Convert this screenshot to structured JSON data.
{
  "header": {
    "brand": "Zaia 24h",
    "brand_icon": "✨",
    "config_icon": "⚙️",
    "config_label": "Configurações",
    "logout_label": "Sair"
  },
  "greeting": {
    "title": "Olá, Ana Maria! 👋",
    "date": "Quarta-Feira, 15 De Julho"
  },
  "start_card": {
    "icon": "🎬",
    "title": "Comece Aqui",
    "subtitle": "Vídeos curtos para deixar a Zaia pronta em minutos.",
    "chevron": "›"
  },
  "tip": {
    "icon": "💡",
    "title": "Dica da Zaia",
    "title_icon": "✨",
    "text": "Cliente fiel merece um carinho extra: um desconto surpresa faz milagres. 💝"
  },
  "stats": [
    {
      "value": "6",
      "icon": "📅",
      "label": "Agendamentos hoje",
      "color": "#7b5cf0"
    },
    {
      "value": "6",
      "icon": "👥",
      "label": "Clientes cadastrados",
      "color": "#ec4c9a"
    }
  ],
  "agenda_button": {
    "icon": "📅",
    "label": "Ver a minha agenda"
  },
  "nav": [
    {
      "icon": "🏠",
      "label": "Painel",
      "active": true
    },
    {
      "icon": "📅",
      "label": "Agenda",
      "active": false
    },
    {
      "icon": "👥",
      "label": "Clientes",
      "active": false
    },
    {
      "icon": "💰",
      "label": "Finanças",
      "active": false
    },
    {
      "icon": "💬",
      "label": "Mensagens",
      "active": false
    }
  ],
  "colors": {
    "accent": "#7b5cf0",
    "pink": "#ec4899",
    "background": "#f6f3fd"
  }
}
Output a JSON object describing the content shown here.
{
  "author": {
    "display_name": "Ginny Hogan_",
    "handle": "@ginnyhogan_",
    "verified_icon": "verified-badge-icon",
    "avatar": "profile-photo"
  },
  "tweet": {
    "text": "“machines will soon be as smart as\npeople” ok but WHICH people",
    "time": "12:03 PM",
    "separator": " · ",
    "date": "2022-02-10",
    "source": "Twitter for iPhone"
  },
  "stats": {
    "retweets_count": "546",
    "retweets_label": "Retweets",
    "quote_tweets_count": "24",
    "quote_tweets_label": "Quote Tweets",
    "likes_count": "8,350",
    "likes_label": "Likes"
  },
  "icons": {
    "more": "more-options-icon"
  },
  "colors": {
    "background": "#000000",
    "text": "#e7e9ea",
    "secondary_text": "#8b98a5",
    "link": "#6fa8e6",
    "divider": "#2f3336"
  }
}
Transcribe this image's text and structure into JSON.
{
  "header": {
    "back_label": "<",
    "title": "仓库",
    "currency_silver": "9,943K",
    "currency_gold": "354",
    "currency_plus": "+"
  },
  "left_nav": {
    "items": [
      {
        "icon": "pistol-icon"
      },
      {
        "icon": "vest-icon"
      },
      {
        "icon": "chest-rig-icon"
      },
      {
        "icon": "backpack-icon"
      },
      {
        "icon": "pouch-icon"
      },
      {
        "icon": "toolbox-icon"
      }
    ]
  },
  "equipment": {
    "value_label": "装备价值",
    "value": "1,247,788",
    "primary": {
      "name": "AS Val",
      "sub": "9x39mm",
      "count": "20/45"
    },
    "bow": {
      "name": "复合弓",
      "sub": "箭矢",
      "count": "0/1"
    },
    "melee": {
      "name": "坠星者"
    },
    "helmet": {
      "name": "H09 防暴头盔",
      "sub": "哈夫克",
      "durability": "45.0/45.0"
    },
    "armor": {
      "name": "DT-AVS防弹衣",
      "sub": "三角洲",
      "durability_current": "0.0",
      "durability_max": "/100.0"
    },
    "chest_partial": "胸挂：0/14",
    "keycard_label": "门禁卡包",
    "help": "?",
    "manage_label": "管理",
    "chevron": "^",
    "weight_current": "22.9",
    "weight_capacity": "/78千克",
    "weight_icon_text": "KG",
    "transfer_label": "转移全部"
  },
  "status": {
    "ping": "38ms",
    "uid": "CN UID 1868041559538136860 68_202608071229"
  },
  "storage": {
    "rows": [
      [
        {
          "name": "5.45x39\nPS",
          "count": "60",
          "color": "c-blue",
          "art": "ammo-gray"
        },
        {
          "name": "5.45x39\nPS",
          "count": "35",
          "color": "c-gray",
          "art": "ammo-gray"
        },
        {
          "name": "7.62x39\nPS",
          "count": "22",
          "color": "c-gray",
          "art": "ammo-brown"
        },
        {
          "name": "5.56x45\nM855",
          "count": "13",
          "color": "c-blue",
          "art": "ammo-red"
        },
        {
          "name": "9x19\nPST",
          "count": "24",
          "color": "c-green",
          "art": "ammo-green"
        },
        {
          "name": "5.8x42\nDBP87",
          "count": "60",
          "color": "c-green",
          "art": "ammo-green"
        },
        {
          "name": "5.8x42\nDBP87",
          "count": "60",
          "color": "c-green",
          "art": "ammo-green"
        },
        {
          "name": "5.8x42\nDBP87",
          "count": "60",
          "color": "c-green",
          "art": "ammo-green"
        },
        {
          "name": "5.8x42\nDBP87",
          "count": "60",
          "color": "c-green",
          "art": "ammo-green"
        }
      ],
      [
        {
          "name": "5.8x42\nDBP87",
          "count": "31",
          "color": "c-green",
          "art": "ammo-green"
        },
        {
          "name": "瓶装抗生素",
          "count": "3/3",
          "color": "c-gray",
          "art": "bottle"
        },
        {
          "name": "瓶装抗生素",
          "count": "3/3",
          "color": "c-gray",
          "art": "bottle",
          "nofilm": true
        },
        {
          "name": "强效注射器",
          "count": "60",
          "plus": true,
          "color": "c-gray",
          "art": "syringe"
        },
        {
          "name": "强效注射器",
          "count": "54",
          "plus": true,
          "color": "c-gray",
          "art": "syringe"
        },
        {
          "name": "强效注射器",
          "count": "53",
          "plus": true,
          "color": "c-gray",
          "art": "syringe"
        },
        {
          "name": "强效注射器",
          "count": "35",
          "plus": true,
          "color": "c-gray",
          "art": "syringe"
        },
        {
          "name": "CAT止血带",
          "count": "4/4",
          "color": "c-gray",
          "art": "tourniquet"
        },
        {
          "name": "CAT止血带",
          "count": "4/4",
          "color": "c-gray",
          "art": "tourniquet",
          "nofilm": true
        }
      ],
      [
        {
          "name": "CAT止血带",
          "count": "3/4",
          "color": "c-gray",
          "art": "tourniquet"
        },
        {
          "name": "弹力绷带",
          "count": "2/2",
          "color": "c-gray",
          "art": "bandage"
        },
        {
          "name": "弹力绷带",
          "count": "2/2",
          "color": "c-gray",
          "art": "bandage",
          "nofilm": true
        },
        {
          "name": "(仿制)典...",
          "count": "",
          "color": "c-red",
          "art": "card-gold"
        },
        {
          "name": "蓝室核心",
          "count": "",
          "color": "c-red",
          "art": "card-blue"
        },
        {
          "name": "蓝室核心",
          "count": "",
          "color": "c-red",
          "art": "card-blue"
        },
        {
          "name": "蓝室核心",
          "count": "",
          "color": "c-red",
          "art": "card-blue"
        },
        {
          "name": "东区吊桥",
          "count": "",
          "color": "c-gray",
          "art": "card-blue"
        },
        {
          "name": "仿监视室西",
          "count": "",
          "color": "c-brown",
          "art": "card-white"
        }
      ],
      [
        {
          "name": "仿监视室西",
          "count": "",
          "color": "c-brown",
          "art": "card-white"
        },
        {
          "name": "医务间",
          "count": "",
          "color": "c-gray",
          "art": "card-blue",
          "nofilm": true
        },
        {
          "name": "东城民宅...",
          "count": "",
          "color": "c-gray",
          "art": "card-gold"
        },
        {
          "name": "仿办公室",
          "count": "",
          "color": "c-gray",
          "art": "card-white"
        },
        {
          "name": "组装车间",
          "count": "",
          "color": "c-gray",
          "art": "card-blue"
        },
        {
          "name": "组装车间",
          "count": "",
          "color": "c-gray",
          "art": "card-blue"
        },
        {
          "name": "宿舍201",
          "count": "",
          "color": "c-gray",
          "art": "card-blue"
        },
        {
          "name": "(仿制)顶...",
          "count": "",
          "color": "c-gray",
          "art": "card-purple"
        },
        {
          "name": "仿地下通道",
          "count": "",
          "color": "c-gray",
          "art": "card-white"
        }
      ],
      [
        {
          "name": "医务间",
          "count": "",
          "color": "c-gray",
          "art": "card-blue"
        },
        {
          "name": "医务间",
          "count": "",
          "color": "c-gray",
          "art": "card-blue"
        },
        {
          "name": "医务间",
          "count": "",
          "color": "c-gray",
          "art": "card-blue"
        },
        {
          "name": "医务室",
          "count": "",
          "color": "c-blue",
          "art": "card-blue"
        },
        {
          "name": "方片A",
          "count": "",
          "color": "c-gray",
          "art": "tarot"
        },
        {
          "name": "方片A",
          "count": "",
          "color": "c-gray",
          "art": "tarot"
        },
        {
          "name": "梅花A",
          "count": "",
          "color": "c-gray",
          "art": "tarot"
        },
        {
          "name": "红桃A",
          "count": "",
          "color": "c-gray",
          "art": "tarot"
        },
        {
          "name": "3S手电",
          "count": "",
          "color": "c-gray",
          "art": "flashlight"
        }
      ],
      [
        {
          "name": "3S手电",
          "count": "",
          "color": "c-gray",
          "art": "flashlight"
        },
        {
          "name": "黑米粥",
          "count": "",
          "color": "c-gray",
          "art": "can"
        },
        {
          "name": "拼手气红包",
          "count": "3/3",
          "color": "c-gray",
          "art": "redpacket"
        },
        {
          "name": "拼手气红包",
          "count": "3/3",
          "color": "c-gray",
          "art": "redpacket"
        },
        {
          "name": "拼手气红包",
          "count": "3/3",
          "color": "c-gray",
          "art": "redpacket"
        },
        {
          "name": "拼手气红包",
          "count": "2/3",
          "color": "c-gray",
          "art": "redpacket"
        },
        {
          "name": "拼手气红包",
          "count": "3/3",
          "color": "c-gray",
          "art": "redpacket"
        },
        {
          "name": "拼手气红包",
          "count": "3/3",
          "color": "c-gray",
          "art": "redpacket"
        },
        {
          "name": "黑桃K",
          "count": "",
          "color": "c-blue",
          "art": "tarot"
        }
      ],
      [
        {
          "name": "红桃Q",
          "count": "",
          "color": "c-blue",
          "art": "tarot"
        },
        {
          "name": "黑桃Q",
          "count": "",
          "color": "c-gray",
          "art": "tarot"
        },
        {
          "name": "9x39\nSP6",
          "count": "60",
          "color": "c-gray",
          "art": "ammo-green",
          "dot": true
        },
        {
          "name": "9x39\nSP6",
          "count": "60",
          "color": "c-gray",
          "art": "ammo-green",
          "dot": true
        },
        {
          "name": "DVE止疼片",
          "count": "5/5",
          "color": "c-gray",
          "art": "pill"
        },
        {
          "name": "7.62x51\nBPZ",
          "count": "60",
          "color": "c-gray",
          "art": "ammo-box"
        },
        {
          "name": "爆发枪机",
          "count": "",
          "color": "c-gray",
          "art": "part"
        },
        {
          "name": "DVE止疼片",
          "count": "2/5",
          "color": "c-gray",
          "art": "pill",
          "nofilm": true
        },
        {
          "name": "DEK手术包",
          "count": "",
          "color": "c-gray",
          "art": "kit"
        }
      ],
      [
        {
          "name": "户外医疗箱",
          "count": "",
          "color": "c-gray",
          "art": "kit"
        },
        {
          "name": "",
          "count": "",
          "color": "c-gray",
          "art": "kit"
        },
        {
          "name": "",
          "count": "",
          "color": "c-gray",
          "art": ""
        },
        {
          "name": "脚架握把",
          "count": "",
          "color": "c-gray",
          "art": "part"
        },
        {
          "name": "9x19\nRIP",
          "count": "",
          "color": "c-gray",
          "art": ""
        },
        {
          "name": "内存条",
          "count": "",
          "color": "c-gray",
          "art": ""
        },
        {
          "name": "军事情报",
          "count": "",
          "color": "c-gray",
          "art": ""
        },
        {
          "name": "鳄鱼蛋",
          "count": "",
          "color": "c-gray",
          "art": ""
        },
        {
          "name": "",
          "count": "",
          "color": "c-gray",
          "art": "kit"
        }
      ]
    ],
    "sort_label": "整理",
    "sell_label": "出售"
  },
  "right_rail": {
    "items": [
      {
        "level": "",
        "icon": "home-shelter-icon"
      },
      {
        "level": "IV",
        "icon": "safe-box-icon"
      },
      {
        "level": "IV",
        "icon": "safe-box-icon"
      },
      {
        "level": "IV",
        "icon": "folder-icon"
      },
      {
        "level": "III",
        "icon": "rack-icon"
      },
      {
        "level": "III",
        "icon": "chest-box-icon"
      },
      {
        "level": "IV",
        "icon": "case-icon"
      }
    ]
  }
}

- _SHORT EXERCISE_: Look for the word "date" in every line of the listing and copy the lines that have it.

- _TASK SOLUTION_:
    "date": "Quarta-Feira, 15 De Julho"
    "date": "2022-02-10",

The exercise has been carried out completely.